Items from a dataset =>
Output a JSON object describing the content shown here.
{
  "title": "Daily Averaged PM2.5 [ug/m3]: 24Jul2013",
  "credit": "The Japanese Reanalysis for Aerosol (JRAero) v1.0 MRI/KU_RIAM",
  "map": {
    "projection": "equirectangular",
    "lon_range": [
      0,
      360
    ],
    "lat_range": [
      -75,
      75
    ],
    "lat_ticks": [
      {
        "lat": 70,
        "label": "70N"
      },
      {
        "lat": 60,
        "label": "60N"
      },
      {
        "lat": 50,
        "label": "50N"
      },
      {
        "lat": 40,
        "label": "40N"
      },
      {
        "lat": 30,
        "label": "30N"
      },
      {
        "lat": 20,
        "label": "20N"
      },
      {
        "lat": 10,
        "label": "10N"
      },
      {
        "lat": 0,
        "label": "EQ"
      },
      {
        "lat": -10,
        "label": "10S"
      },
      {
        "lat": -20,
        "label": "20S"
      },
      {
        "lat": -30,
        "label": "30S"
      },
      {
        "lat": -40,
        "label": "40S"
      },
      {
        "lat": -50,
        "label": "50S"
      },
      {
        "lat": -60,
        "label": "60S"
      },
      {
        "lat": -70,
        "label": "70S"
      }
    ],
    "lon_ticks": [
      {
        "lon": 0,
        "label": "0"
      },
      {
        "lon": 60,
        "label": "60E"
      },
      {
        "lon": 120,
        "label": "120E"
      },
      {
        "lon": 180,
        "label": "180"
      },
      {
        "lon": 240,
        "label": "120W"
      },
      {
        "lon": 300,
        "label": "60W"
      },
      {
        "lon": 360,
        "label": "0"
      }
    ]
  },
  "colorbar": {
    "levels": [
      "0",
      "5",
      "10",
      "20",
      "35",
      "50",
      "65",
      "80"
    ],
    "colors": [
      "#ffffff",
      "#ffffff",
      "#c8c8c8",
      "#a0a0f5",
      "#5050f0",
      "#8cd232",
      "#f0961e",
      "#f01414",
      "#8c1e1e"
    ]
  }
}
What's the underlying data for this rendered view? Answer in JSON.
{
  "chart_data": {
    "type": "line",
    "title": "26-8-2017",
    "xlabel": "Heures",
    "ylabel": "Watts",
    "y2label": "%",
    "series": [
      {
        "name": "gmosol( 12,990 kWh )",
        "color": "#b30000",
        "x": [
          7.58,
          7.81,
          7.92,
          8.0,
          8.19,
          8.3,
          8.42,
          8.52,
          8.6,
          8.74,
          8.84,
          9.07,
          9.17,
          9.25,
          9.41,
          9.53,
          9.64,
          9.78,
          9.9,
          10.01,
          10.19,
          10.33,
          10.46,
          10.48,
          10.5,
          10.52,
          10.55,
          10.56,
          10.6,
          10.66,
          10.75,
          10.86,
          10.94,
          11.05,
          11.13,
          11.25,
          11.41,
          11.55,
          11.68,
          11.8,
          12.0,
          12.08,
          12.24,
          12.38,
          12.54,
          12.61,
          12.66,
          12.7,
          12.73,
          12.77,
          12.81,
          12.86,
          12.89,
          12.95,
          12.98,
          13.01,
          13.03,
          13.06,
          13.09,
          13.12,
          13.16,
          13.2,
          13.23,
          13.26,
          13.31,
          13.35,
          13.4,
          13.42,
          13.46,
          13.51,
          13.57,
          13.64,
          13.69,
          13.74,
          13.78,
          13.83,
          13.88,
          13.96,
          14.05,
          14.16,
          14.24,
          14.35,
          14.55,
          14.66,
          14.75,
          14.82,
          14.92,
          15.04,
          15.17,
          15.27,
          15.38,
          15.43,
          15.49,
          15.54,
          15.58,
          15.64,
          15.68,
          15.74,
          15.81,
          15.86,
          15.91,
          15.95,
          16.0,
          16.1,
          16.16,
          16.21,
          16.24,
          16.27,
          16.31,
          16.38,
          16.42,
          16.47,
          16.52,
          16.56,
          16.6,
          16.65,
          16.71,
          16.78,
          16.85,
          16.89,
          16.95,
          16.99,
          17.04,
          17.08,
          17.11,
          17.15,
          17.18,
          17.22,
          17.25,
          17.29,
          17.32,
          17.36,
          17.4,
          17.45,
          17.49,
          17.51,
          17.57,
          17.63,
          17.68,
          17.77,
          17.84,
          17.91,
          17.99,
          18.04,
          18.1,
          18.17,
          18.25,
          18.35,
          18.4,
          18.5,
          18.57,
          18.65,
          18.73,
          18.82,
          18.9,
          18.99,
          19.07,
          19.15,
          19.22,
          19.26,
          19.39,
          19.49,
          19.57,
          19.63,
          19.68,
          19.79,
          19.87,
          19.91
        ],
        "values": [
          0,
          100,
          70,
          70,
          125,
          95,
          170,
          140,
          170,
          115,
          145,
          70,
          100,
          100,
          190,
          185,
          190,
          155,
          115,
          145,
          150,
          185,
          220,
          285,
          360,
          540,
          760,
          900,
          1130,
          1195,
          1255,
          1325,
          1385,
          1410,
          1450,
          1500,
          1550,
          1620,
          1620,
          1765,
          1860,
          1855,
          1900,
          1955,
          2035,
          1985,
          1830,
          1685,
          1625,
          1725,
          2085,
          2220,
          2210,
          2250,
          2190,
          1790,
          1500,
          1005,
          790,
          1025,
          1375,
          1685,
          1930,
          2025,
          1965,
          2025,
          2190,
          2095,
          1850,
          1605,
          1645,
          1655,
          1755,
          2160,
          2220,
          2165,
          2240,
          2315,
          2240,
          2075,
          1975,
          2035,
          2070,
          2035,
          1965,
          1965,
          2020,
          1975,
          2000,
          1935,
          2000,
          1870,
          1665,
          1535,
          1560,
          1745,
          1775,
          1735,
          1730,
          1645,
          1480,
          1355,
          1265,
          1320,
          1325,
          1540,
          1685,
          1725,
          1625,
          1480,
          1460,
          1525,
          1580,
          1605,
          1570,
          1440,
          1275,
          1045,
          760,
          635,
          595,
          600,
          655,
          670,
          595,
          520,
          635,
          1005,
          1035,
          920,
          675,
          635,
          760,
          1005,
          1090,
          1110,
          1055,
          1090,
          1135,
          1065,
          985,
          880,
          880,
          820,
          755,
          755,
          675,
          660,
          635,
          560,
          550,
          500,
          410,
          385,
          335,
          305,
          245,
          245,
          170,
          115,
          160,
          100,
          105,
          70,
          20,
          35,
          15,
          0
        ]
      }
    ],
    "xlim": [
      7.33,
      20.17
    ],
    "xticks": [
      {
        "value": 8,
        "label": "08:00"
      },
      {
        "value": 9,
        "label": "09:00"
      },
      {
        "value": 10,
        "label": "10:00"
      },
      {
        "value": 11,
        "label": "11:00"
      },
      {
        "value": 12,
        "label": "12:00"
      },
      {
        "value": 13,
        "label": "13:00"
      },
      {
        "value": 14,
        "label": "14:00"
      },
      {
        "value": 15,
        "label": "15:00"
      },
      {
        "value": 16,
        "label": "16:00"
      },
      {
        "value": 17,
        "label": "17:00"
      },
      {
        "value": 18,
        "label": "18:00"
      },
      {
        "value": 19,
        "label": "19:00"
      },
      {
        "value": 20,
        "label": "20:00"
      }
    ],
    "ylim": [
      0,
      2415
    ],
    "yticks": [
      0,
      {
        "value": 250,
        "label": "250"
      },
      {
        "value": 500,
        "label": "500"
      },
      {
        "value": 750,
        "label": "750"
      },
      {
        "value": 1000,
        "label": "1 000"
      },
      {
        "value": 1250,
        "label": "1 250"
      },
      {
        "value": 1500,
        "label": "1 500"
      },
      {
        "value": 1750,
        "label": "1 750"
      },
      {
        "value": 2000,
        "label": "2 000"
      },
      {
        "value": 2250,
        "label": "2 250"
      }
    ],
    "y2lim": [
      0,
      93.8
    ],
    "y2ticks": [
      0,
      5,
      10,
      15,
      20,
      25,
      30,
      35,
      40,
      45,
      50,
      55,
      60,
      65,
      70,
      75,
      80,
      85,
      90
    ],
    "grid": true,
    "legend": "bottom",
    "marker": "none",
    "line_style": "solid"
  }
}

WRITTEN PROBLEM => Which lines contain the word "JSON"? Copy each one.

EXERCISE ANSWER =>
Output a JSON object describing the content shown here.
What's the underlying data for this rendered view? Answer in JSON.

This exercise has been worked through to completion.